##### Supplied data #####

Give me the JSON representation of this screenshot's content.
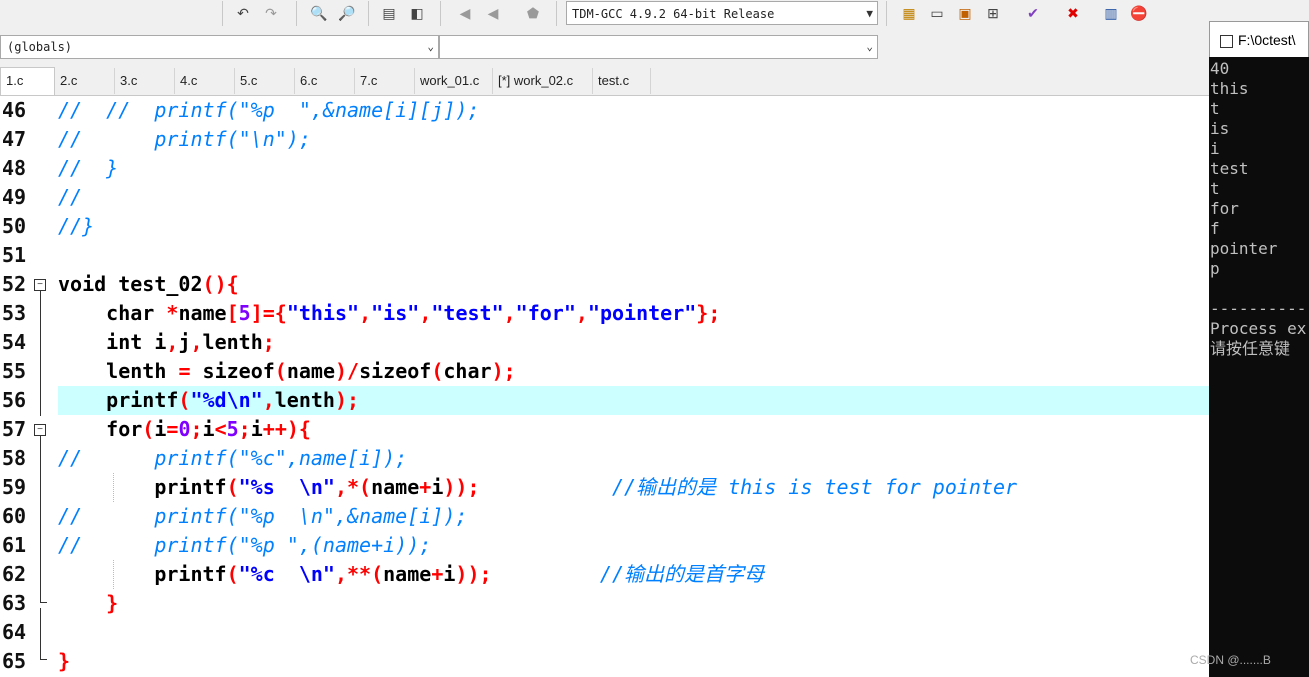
{
  "toolbar": {
    "compiler_select": "TDM-GCC 4.9.2 64-bit Release",
    "icons": [
      "undo-icon",
      "redo-icon",
      "find-icon",
      "find-next-icon",
      "indent-icon",
      "unindent-icon",
      "bookmark-toggle-icon",
      "bookmark-prev-icon",
      "bookmark-clear-icon",
      "new-project-icon",
      "new-window-icon",
      "grid-icon",
      "tiles-icon",
      "check-icon",
      "close-icon",
      "chart-icon",
      "stop-icon"
    ]
  },
  "scope": {
    "globals_combo": "(globals)",
    "member_combo": ""
  },
  "tabs": [
    "1.c",
    "2.c",
    "3.c",
    "4.c",
    "5.c",
    "6.c",
    "7.c",
    "work_01.c",
    "[*] work_02.c",
    "test.c"
  ],
  "line_numbers": [
    "46",
    "47",
    "48",
    "49",
    "50",
    "51",
    "52",
    "53",
    "54",
    "55",
    "56",
    "57",
    "58",
    "59",
    "60",
    "61",
    "62",
    "63",
    "64",
    "65"
  ],
  "code": [
    "//  //  printf(\"%p  \",&name[i][j]);",
    "//      printf(\"\\n\");",
    "//  }",
    "//",
    "//}",
    "",
    "void test_02(){",
    "    char *name[5]={\"this\",\"is\",\"test\",\"for\",\"pointer\"};",
    "    int i,j,lenth;",
    "    lenth = sizeof(name)/sizeof(char);",
    "    printf(\"%d\\n\",lenth);",
    "    for(i=0;i<5;i++){",
    "//      printf(\"%c\",name[i]);",
    "        printf(\"%s  \\n\",*(name+i));           //输出的是 this is test for pointer",
    "//      printf(\"%p  \\n\",&name[i]);",
    "//      printf(\"%p \",(name+i));",
    "        printf(\"%c  \\n\",**(name+i));         //输出的是首字母",
    "    }",
    "",
    "}"
  ],
  "console": {
    "title": "F:\\0ctest\\",
    "lines": [
      "40",
      "this",
      "t",
      "is",
      "i",
      "test",
      "t",
      "for",
      "f",
      "pointer",
      "p",
      "",
      "------------",
      "Process ex",
      "请按任意键"
    ]
  },
  "watermark": "CSDN @.......B",
  "colors": {
    "keyword": "#000000",
    "symbol": "#ff0000",
    "string": "#0000ff",
    "number": "#8000ff",
    "comment": "#0080ff",
    "highlight": "#ccffff",
    "console_bg": "#0c0c0c",
    "console_fg": "#c0c0c0"
  }
}
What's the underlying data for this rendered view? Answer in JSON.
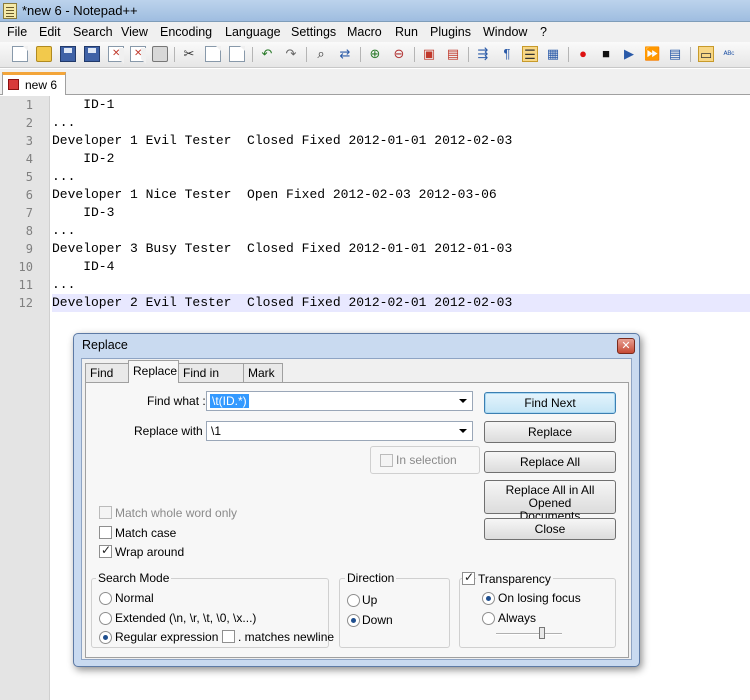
{
  "window": {
    "title": "*new  6 - Notepad++"
  },
  "menu": [
    "File",
    "Edit",
    "Search",
    "View",
    "Encoding",
    "Language",
    "Settings",
    "Macro",
    "Run",
    "Plugins",
    "Window",
    "?"
  ],
  "toolbar": {
    "icons": [
      "new-file-icon",
      "open-file-icon",
      "save-icon",
      "save-all-icon",
      "close-icon",
      "close-all-icon",
      "print-icon",
      "cut-icon",
      "copy-icon",
      "paste-icon",
      "undo-icon",
      "redo-icon",
      "find-icon",
      "replace-icon",
      "zoom-in-icon",
      "zoom-out-icon",
      "sync-vertical-icon",
      "sync-horizontal-icon",
      "word-wrap-icon",
      "show-all-chars-icon",
      "indent-guide-icon",
      "doc-map-icon",
      "record-macro-icon",
      "stop-record-icon",
      "play-macro-icon",
      "run-macro-multiple-icon",
      "save-macro-icon",
      "monitoring-icon",
      "spell-check-icon"
    ]
  },
  "tab": {
    "label": "new  6"
  },
  "editor": {
    "lines": [
      {
        "num": "1",
        "text": "    ID-1"
      },
      {
        "num": "2",
        "text": "..."
      },
      {
        "num": "3",
        "text": "Developer 1 Evil Tester  Closed Fixed 2012-01-01 2012-02-03"
      },
      {
        "num": "4",
        "text": "    ID-2"
      },
      {
        "num": "5",
        "text": "..."
      },
      {
        "num": "6",
        "text": "Developer 1 Nice Tester  Open Fixed 2012-02-03 2012-03-06"
      },
      {
        "num": "7",
        "text": "    ID-3"
      },
      {
        "num": "8",
        "text": "..."
      },
      {
        "num": "9",
        "text": "Developer 3 Busy Tester  Closed Fixed 2012-01-01 2012-01-03"
      },
      {
        "num": "10",
        "text": "    ID-4"
      },
      {
        "num": "11",
        "text": "..."
      },
      {
        "num": "12",
        "text": "Developer 2 Evil Tester  Closed Fixed 2012-02-01 2012-02-03"
      }
    ],
    "current_line": "12"
  },
  "dialog": {
    "title": "Replace",
    "tabs": [
      "Find",
      "Replace",
      "Find in Files",
      "Mark"
    ],
    "selected_tab": "Replace",
    "find_label": "Find what :",
    "find_value": "\\t(ID.*)",
    "replace_label": "Replace with :",
    "replace_value": "\\1",
    "in_selection": "In selection",
    "buttons": {
      "find_next": "Find Next",
      "replace": "Replace",
      "replace_all": "Replace All",
      "replace_all_opened_1": "Replace All in All Opened",
      "replace_all_opened_2": "Documents",
      "close": "Close"
    },
    "options": {
      "match_whole_word": "Match whole word only",
      "match_case": "Match case",
      "wrap_around": "Wrap around"
    },
    "search_mode": {
      "title": "Search Mode",
      "normal": "Normal",
      "extended": "Extended (\\n, \\r, \\t, \\0, \\x...)",
      "regex": "Regular expression",
      "matches_newline": ". matches newline",
      "selected": "regex"
    },
    "direction": {
      "title": "Direction",
      "up": "Up",
      "down": "Down",
      "selected": "down"
    },
    "transparency": {
      "title": "Transparency",
      "on_losing_focus": "On losing focus",
      "always": "Always",
      "selected": "on_losing_focus"
    }
  }
}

#####

_What is being asked_
Quote every record above exactly, leaving out the pictures.

_Task response_
Give me the JSON representation of this screenshot's content.
{
  "toolbar": {
    "compiler_select": "TDM-GCC 4.9.2 64-bit Release",
    "icons": [
      "undo-icon",
      "redo-icon",
      "find-icon",
      "find-next-icon",
      "indent-icon",
      "unindent-icon",
      "bookmark-toggle-icon",
      "bookmark-prev-icon",
      "bookmark-clear-icon",
      "new-project-icon",
      "new-window-icon",
      "grid-icon",
      "tiles-icon",
      "check-icon",
      "close-icon",
      "chart-icon",
      "stop-icon"
    ]
  },
  "scope": {
    "globals_combo": "(globals)",
    "member_combo": ""
  },
  "tabs": [
    "1.c",
    "2.c",
    "3.c",
    "4.c",
    "5.c",
    "6.c",
    "7.c",
    "work_01.c",
    "[*] work_02.c",
    "test.c"
  ],
  "line_numbers": [
    "46",
    "47",
    "48",
    "49",
    "50",
    "51",
    "52",
    "53",
    "54",
    "55",
    "56",
    "57",
    "58",
    "59",
    "60",
    "61",
    "62",
    "63",
    "64",
    "65"
  ],
  "code": [
    "//  //  printf(\"%p  \",&name[i][j]);",
    "//      printf(\"\\n\");",
    "//  }",
    "//",
    "//}",
    "",
    "void test_02(){",
    "    char *name[5]={\"this\",\"is\",\"test\",\"for\",\"pointer\"};",
    "    int i,j,lenth;",
    "    lenth = sizeof(name)/sizeof(char);",
    "    printf(\"%d\\n\",lenth);",
    "    for(i=0;i<5;i++){",
    "//      printf(\"%c\",name[i]);",
    "        printf(\"%s  \\n\",*(name+i));           //输出的是 this is test for pointer",
    "//      printf(\"%p  \\n\",&name[i]);",
    "//      printf(\"%p \",(name+i));",
    "        printf(\"%c  \\n\",**(name+i));         //输出的是首字母",
    "    }",
    "",
    "}"
  ],
  "console": {
    "title": "F:\\0ctest\\",
    "lines": [
      "40",
      "this",
      "t",
      "is",
      "i",
      "test",
      "t",
      "for",
      "f",
      "pointer",
      "p",
      "",
      "------------",
      "Process ex",
      "请按任意键"
    ]
  },
  "watermark": "CSDN @.......B",
  "colors": {
    "keyword": "#000000",
    "symbol": "#ff0000",
    "string": "#0000ff",
    "number": "#8000ff",
    "comment": "#0080ff",
    "highlight": "#ccffff",
    "console_bg": "#0c0c0c",
    "console_fg": "#c0c0c0"
  }
}
What's the underlying data for this rendered view? Answer in JSON.
{
  "window": {
    "title": "*new  6 - Notepad++"
  },
  "menu": [
    "File",
    "Edit",
    "Search",
    "View",
    "Encoding",
    "Language",
    "Settings",
    "Macro",
    "Run",
    "Plugins",
    "Window",
    "?"
  ],
  "toolbar": {
    "icons": [
      "new-file-icon",
      "open-file-icon",
      "save-icon",
      "save-all-icon",
      "close-icon",
      "close-all-icon",
      "print-icon",
      "cut-icon",
      "copy-icon",
      "paste-icon",
      "undo-icon",
      "redo-icon",
      "find-icon",
      "replace-icon",
      "zoom-in-icon",
      "zoom-out-icon",
      "sync-vertical-icon",
      "sync-horizontal-icon",
      "word-wrap-icon",
      "show-all-chars-icon",
      "indent-guide-icon",
      "doc-map-icon",
      "record-macro-icon",
      "stop-record-icon",
      "play-macro-icon",
      "run-macro-multiple-icon",
      "save-macro-icon",
      "monitoring-icon",
      "spell-check-icon"
    ]
  },
  "tab": {
    "label": "new  6"
  },
  "editor": {
    "lines": [
      {
        "num": "1",
        "text": "    ID-1"
      },
      {
        "num": "2",
        "text": "..."
      },
      {
        "num": "3",
        "text": "Developer 1 Evil Tester  Closed Fixed 2012-01-01 2012-02-03"
      },
      {
        "num": "4",
        "text": "    ID-2"
      },
      {
        "num": "5",
        "text": "..."
      },
      {
        "num": "6",
        "text": "Developer 1 Nice Tester  Open Fixed 2012-02-03 2012-03-06"
      },
      {
        "num": "7",
        "text": "    ID-3"
      },
      {
        "num": "8",
        "text": "..."
      },
      {
        "num": "9",
        "text": "Developer 3 Busy Tester  Closed Fixed 2012-01-01 2012-01-03"
      },
      {
        "num": "10",
        "text": "    ID-4"
      },
      {
        "num": "11",
        "text": "..."
      },
      {
        "num": "12",
        "text": "Developer 2 Evil Tester  Closed Fixed 2012-02-01 2012-02-03"
      }
    ],
    "current_line": "12"
  },
  "dialog": {
    "title": "Replace",
    "tabs": [
      "Find",
      "Replace",
      "Find in Files",
      "Mark"
    ],
    "selected_tab": "Replace",
    "find_label": "Find what :",
    "find_value": "\\t(ID.*)",
    "replace_label": "Replace with :",
    "replace_value": "\\1",
    "in_selection": "In selection",
    "buttons": {
      "find_next": "Find Next",
      "replace": "Replace",
      "replace_all": "Replace All",
      "replace_all_opened_1": "Replace All in All Opened",
      "replace_all_opened_2": "Documents",
      "close": "Close"
    },
    "options": {
      "match_whole_word": "Match whole word only",
      "match_case": "Match case",
      "wrap_around": "Wrap around"
    },
    "search_mode": {
      "title": "Search Mode",
      "normal": "Normal",
      "extended": "Extended (\\n, \\r, \\t, \\0, \\x...)",
      "regex": "Regular expression",
      "matches_newline": ". matches newline",
      "selected": "regex"
    },
    "direction": {
      "title": "Direction",
      "up": "Up",
      "down": "Down",
      "selected": "down"
    },
    "transparency": {
      "title": "Transparency",
      "on_losing_focus": "On losing focus",
      "always": "Always",
      "selected": "on_losing_focus"
    }
  }
}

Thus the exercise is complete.